> **Your objective**:
Below are records. Copy every line with "Higher" in it.
____________
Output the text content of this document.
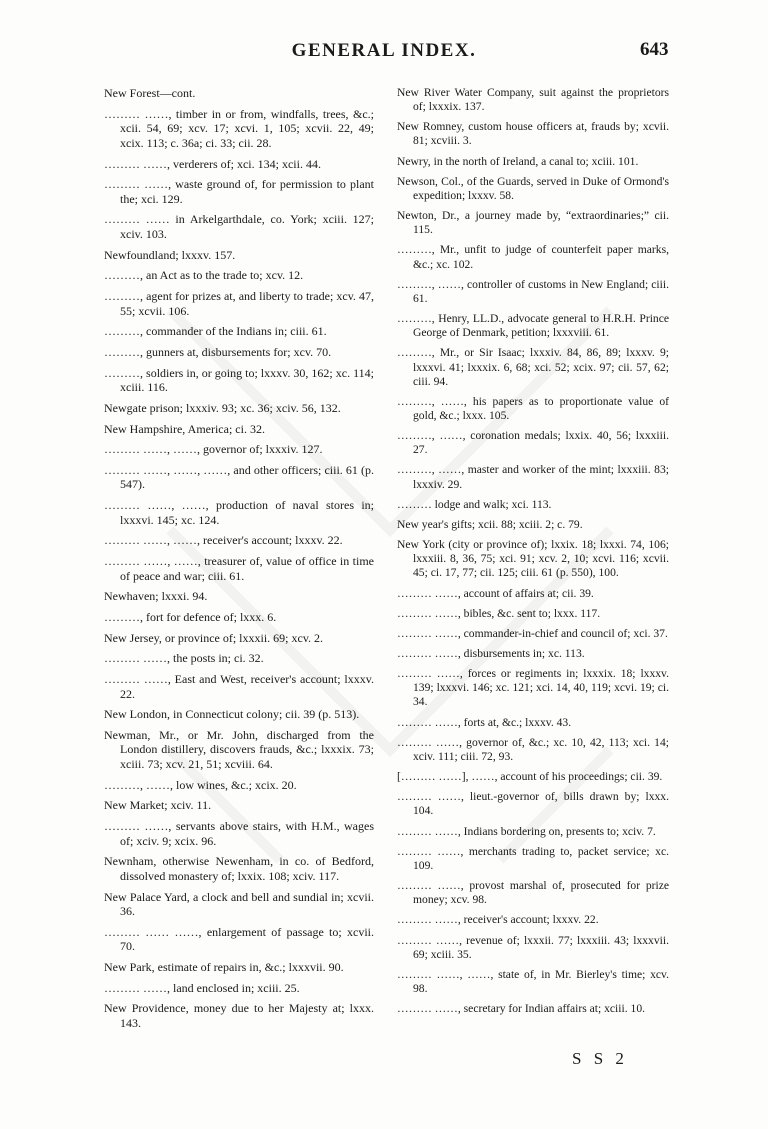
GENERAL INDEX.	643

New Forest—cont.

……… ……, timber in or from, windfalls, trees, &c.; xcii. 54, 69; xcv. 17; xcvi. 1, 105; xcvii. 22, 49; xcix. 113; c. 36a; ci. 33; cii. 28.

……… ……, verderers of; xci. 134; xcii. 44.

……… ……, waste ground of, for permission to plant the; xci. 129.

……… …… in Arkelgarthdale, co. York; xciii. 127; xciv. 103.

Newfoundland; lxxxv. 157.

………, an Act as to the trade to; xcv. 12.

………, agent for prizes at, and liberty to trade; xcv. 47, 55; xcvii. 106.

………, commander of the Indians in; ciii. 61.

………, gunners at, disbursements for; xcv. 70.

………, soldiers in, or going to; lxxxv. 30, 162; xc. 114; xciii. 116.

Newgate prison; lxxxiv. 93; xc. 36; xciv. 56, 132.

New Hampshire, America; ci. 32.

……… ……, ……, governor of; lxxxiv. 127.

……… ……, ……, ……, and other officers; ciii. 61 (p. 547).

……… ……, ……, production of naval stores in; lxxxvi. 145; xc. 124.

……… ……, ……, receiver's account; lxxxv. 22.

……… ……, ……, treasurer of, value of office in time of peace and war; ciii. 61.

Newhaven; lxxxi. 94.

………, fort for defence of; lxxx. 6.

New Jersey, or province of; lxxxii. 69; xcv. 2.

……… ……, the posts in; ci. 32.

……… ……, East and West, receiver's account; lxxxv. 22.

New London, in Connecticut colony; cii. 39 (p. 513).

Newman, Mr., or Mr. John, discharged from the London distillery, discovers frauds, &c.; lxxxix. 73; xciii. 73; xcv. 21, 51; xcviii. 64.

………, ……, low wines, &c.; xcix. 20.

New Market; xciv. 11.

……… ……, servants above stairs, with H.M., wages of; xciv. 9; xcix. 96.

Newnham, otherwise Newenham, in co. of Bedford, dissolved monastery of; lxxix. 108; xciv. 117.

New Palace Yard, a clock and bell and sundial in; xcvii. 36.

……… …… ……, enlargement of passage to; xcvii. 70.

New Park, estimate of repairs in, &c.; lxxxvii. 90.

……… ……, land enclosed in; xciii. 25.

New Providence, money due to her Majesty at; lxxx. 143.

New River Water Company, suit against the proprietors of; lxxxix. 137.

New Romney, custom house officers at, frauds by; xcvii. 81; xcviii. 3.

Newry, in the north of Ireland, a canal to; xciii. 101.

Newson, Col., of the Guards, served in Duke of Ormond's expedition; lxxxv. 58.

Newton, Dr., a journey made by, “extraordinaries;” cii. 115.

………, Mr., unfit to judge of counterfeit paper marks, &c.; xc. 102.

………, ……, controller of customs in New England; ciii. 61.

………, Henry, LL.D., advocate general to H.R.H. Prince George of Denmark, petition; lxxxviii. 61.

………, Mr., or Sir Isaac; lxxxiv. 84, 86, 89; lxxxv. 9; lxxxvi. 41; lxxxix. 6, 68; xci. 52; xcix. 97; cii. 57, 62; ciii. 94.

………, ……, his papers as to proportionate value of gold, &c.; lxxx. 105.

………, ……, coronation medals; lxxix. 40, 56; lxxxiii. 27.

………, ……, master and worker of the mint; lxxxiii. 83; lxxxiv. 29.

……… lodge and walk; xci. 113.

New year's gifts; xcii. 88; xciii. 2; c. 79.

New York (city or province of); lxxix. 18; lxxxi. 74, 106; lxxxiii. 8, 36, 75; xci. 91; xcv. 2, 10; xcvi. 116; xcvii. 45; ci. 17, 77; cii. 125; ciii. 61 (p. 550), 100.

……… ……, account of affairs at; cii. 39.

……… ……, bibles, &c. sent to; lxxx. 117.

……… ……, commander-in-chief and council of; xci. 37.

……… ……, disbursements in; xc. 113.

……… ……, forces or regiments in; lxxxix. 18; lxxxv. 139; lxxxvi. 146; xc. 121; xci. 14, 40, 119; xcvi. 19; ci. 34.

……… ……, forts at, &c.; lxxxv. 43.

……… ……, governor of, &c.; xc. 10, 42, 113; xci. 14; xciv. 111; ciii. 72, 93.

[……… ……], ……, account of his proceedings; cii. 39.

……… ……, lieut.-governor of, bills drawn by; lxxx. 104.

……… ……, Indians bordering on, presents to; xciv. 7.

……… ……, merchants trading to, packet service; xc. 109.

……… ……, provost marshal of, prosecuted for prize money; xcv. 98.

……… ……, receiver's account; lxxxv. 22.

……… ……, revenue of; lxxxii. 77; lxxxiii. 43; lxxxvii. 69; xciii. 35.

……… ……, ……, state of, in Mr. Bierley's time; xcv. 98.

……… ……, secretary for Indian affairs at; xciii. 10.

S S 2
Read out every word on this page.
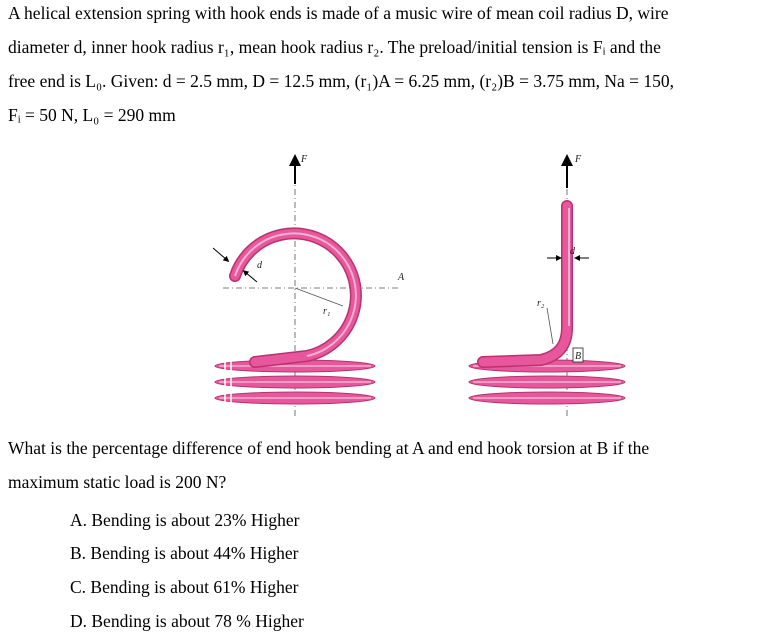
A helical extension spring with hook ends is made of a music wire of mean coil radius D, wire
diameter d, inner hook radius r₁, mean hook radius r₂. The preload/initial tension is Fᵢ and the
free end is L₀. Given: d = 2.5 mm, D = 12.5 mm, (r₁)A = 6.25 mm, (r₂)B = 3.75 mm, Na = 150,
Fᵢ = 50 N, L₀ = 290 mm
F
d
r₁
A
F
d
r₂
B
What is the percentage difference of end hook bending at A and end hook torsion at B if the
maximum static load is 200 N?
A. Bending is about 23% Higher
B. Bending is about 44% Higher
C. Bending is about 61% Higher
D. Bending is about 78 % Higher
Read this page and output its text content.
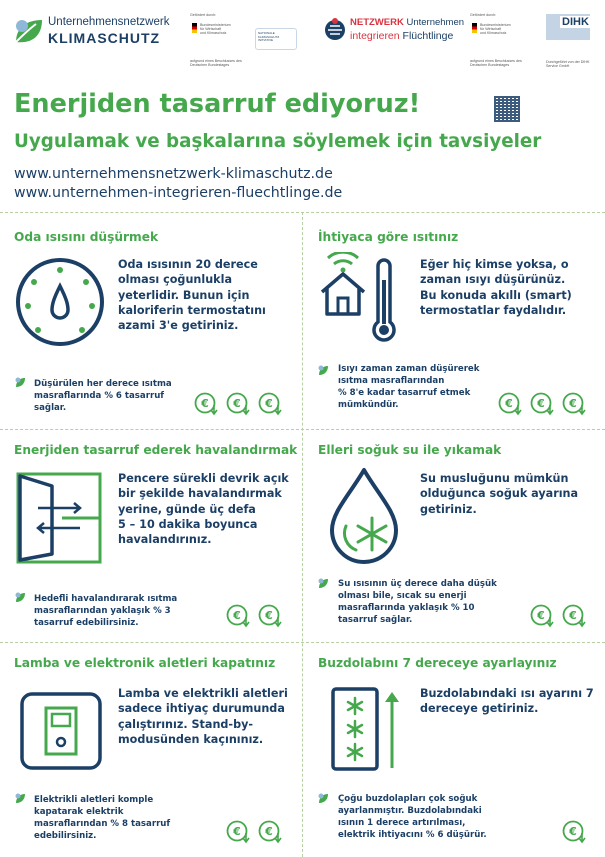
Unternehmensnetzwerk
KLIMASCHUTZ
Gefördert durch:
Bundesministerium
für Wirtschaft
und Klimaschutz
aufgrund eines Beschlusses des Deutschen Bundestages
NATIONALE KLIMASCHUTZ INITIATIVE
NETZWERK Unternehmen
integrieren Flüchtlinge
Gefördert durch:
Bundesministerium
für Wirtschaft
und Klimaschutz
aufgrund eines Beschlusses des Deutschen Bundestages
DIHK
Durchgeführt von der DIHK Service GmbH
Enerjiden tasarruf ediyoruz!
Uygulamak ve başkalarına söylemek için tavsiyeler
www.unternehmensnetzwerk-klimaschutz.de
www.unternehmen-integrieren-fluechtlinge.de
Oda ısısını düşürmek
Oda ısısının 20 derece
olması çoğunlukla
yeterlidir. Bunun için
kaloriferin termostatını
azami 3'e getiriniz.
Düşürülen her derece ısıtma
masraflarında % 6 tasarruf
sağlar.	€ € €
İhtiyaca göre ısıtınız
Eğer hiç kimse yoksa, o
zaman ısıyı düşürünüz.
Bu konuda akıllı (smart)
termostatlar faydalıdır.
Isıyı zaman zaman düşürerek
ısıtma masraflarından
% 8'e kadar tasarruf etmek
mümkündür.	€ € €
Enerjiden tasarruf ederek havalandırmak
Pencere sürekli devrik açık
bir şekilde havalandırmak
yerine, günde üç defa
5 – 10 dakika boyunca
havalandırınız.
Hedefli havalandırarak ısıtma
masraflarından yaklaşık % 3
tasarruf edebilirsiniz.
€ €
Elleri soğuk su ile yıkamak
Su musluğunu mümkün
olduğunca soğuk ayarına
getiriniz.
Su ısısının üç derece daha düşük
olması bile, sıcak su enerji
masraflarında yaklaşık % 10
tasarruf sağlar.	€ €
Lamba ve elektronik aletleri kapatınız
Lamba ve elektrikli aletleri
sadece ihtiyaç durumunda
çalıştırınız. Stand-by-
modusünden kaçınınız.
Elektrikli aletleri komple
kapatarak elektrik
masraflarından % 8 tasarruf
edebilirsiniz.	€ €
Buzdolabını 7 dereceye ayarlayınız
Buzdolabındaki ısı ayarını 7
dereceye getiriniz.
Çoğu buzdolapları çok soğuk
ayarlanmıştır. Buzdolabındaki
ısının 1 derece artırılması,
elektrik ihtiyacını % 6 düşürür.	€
____________
> **Problem solution**:
A. Bending is about 23% Higher
B. Bending is about 44% Higher
C. Bending is about 61% Higher
D. Bending is about 78 % Higher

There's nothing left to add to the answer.